_DIRECTION_:
The data below is to be returned in full and exactly.

★ ★ ★ ★

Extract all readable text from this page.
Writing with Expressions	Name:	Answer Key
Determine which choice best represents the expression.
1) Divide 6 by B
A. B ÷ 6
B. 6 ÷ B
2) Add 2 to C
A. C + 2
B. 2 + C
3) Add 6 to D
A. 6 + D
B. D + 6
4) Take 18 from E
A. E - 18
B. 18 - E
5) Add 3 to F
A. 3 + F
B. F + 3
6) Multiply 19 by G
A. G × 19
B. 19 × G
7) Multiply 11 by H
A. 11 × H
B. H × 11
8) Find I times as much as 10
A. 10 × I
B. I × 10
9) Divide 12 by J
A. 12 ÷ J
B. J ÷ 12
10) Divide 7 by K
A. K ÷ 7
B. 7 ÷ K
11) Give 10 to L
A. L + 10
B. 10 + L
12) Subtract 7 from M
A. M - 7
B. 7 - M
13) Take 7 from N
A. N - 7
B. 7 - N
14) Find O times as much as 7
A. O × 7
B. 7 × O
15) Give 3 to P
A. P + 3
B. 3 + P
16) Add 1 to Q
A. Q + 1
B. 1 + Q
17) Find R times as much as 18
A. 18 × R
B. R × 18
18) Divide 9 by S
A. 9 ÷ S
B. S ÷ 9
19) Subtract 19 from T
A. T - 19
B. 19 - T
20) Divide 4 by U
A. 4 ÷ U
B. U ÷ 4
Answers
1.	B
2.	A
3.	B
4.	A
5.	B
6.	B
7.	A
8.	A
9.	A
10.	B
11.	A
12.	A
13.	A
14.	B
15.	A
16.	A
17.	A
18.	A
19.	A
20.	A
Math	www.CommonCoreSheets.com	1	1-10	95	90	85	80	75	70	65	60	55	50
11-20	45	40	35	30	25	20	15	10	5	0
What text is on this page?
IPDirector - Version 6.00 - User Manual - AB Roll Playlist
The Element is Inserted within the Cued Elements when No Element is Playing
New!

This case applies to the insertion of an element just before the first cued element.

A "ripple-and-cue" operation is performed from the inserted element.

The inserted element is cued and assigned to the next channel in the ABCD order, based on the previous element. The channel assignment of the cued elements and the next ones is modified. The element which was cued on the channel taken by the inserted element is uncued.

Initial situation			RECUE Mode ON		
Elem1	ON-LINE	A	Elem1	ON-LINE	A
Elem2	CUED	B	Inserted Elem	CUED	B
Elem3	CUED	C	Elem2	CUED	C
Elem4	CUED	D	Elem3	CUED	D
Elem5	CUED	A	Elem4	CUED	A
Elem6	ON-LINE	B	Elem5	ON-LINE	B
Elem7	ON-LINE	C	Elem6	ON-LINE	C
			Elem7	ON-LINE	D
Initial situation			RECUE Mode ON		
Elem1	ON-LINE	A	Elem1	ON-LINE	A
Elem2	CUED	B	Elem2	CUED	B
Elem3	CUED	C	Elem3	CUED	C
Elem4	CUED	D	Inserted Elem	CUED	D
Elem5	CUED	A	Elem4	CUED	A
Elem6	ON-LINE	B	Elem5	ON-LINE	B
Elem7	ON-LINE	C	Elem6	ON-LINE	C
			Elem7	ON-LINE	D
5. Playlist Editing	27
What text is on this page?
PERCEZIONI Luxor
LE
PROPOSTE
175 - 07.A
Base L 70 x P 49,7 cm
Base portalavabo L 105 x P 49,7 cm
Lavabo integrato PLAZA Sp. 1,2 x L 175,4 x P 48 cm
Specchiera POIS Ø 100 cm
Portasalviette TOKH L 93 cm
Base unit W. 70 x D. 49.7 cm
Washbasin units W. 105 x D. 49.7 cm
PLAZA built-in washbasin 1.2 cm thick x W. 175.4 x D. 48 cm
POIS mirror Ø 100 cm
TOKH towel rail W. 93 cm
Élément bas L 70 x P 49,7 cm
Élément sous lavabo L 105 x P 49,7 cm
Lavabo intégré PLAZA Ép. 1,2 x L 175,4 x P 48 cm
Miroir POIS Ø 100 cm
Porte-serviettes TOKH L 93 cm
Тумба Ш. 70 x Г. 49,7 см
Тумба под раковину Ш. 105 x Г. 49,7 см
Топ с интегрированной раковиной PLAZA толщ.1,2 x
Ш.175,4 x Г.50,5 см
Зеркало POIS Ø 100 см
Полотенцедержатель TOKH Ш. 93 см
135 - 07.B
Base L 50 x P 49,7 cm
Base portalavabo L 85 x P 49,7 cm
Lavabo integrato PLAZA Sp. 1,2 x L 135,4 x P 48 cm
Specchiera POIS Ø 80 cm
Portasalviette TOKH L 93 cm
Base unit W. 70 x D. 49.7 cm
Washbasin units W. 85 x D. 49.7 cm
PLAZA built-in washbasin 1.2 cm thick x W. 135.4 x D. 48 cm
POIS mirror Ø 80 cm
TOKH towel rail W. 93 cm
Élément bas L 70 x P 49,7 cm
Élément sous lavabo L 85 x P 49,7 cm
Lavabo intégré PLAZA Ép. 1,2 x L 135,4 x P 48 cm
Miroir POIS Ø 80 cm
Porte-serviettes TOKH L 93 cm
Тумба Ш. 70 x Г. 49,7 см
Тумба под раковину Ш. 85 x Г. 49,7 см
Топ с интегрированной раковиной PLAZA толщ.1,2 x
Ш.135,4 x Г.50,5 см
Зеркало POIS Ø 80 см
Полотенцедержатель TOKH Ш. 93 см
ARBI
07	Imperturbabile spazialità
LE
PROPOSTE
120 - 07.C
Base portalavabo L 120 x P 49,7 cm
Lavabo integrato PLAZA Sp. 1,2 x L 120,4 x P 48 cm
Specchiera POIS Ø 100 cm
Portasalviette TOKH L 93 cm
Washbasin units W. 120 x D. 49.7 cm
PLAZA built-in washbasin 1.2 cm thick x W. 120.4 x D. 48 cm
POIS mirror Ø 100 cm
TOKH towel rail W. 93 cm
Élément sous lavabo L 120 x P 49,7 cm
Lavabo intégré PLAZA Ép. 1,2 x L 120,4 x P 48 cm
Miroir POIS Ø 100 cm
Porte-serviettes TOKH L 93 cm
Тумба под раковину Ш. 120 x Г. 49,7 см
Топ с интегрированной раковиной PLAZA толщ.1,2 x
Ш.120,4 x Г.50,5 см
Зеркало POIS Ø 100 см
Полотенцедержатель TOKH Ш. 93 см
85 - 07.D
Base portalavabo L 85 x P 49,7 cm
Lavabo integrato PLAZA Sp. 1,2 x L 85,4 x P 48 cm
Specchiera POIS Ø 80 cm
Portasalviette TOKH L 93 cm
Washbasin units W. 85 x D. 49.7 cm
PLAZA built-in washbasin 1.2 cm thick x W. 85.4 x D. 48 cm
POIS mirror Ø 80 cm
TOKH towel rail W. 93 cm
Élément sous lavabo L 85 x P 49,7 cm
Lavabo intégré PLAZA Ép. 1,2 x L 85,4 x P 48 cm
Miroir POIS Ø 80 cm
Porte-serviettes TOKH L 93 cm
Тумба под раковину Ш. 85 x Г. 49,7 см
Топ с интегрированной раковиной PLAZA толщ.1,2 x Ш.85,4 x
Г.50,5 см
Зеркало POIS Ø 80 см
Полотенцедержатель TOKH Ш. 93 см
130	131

★ ★ ★ ★

_OUTPUT FOR THIS EXERCISE_:
Extract all readable text from this page.
Writing with Expressions	Name:	Answer Key
Determine which choice best represents the expression.
1) Divide 6 by B
A. B ÷ 6
B. 6 ÷ B
2) Add 2 to C
A. C + 2
B. 2 + C
3) Add 6 to D
A. 6 + D
B. D + 6
4) Take 18 from E
A. E - 18
B. 18 - E
5) Add 3 to F
A. 3 + F
B. F + 3
6) Multiply 19 by G
A. G × 19
B. 19 × G
7) Multiply 11 by H
A. 11 × H
B. H × 11
8) Find I times as much as 10
A. 10 × I
B. I × 10
9) Divide 12 by J
A. 12 ÷ J
B. J ÷ 12
10) Divide 7 by K
A. K ÷ 7
B. 7 ÷ K
11) Give 10 to L
A. L + 10
B. 10 + L
12) Subtract 7 from M
A. M - 7
B. 7 - M
13) Take 7 from N
A. N - 7
B. 7 - N
14) Find O times as much as 7
A. O × 7
B. 7 × O
15) Give 3 to P
A. P + 3
B. 3 + P
16) Add 1 to Q
A. Q + 1
B. 1 + Q
17) Find R times as much as 18
A. 18 × R
B. R × 18
18) Divide 9 by S
A. 9 ÷ S
B. S ÷ 9
19) Subtract 19 from T
A. T - 19
B. 19 - T
20) Divide 4 by U
A. 4 ÷ U
B. U ÷ 4
Answers
1.	B
2.	A
3.	B
4.	A
5.	B
6.	B
7.	A
8.	A
9.	A
10.	B
11.	A
12.	A
13.	A
14.	B
15.	A
16.	A
17.	A
18.	A
19.	A
20.	A
Math	www.CommonCoreSheets.com	1	1-10	95	90	85	80	75	70	65	60	55	50
11-20	45	40	35	30	25	20	15	10	5	0
What text is on this page?
IPDirector - Version 6.00 - User Manual - AB Roll Playlist
The Element is Inserted within the Cued Elements when No Element is Playing
New!

This case applies to the insertion of an element just before the first cued element.

A "ripple-and-cue" operation is performed from the inserted element.

The inserted element is cued and assigned to the next channel in the ABCD order, based on the previous element. The channel assignment of the cued elements and the next ones is modified. The element which was cued on the channel taken by the inserted element is uncued.

Initial situation			RECUE Mode ON		
Elem1	ON-LINE	A	Elem1	ON-LINE	A
Elem2	CUED	B	Inserted Elem	CUED	B
Elem3	CUED	C	Elem2	CUED	C
Elem4	CUED	D	Elem3	CUED	D
Elem5	CUED	A	Elem4	CUED	A
Elem6	ON-LINE	B	Elem5	ON-LINE	B
Elem7	ON-LINE	C	Elem6	ON-LINE	C
			Elem7	ON-LINE	D
Initial situation			RECUE Mode ON		
Elem1	ON-LINE	A	Elem1	ON-LINE	A
Elem2	CUED	B	Elem2	CUED	B
Elem3	CUED	C	Elem3	CUED	C
Elem4	CUED	D	Inserted Elem	CUED	D
Elem5	CUED	A	Elem4	CUED	A
Elem6	ON-LINE	B	Elem5	ON-LINE	B
Elem7	ON-LINE	C	Elem6	ON-LINE	C
			Elem7	ON-LINE	D
5. Playlist Editing	27
What text is on this page?
PERCEZIONI Luxor
LE
PROPOSTE
175 - 07.A
Base L 70 x P 49,7 cm
Base portalavabo L 105 x P 49,7 cm
Lavabo integrato PLAZA Sp. 1,2 x L 175,4 x P 48 cm
Specchiera POIS Ø 100 cm
Portasalviette TOKH L 93 cm
Base unit W. 70 x D. 49.7 cm
Washbasin units W. 105 x D. 49.7 cm
PLAZA built-in washbasin 1.2 cm thick x W. 175.4 x D. 48 cm
POIS mirror Ø 100 cm
TOKH towel rail W. 93 cm
Élément bas L 70 x P 49,7 cm
Élément sous lavabo L 105 x P 49,7 cm
Lavabo intégré PLAZA Ép. 1,2 x L 175,4 x P 48 cm
Miroir POIS Ø 100 cm
Porte-serviettes TOKH L 93 cm
Тумба Ш. 70 x Г. 49,7 см
Тумба под раковину Ш. 105 x Г. 49,7 см
Топ с интегрированной раковиной PLAZA толщ.1,2 x
Ш.175,4 x Г.50,5 см
Зеркало POIS Ø 100 см
Полотенцедержатель TOKH Ш. 93 см
135 - 07.B
Base L 50 x P 49,7 cm
Base portalavabo L 85 x P 49,7 cm
Lavabo integrato PLAZA Sp. 1,2 x L 135,4 x P 48 cm
Specchiera POIS Ø 80 cm
Portasalviette TOKH L 93 cm
Base unit W. 70 x D. 49.7 cm
Washbasin units W. 85 x D. 49.7 cm
PLAZA built-in washbasin 1.2 cm thick x W. 135.4 x D. 48 cm
POIS mirror Ø 80 cm
TOKH towel rail W. 93 cm
Élément bas L 70 x P 49,7 cm
Élément sous lavabo L 85 x P 49,7 cm
Lavabo intégré PLAZA Ép. 1,2 x L 135,4 x P 48 cm
Miroir POIS Ø 80 cm
Porte-serviettes TOKH L 93 cm
Тумба Ш. 70 x Г. 49,7 см
Тумба под раковину Ш. 85 x Г. 49,7 см
Топ с интегрированной раковиной PLAZA толщ.1,2 x
Ш.135,4 x Г.50,5 см
Зеркало POIS Ø 80 см
Полотенцедержатель TOKH Ш. 93 см
ARBI
07	Imperturbabile spazialità
LE
PROPOSTE
120 - 07.C
Base portalavabo L 120 x P 49,7 cm
Lavabo integrato PLAZA Sp. 1,2 x L 120,4 x P 48 cm
Specchiera POIS Ø 100 cm
Portasalviette TOKH L 93 cm
Washbasin units W. 120 x D. 49.7 cm
PLAZA built-in washbasin 1.2 cm thick x W. 120.4 x D. 48 cm
POIS mirror Ø 100 cm
TOKH towel rail W. 93 cm
Élément sous lavabo L 120 x P 49,7 cm
Lavabo intégré PLAZA Ép. 1,2 x L 120,4 x P 48 cm
Miroir POIS Ø 100 cm
Porte-serviettes TOKH L 93 cm
Тумба под раковину Ш. 120 x Г. 49,7 см
Топ с интегрированной раковиной PLAZA толщ.1,2 x
Ш.120,4 x Г.50,5 см
Зеркало POIS Ø 100 см
Полотенцедержатель TOKH Ш. 93 см
85 - 07.D
Base portalavabo L 85 x P 49,7 cm
Lavabo integrato PLAZA Sp. 1,2 x L 85,4 x P 48 cm
Specchiera POIS Ø 80 cm
Portasalviette TOKH L 93 cm
Washbasin units W. 85 x D. 49.7 cm
PLAZA built-in washbasin 1.2 cm thick x W. 85.4 x D. 48 cm
POIS mirror Ø 80 cm
TOKH towel rail W. 93 cm
Élément sous lavabo L 85 x P 49,7 cm
Lavabo intégré PLAZA Ép. 1,2 x L 85,4 x P 48 cm
Miroir POIS Ø 80 cm
Porte-serviettes TOKH L 93 cm
Тумба под раковину Ш. 85 x Г. 49,7 см
Топ с интегрированной раковиной PLAZA толщ.1,2 x Ш.85,4 x
Г.50,5 см
Зеркало POIS Ø 80 см
Полотенцедержатель TOKH Ш. 93 см
130	131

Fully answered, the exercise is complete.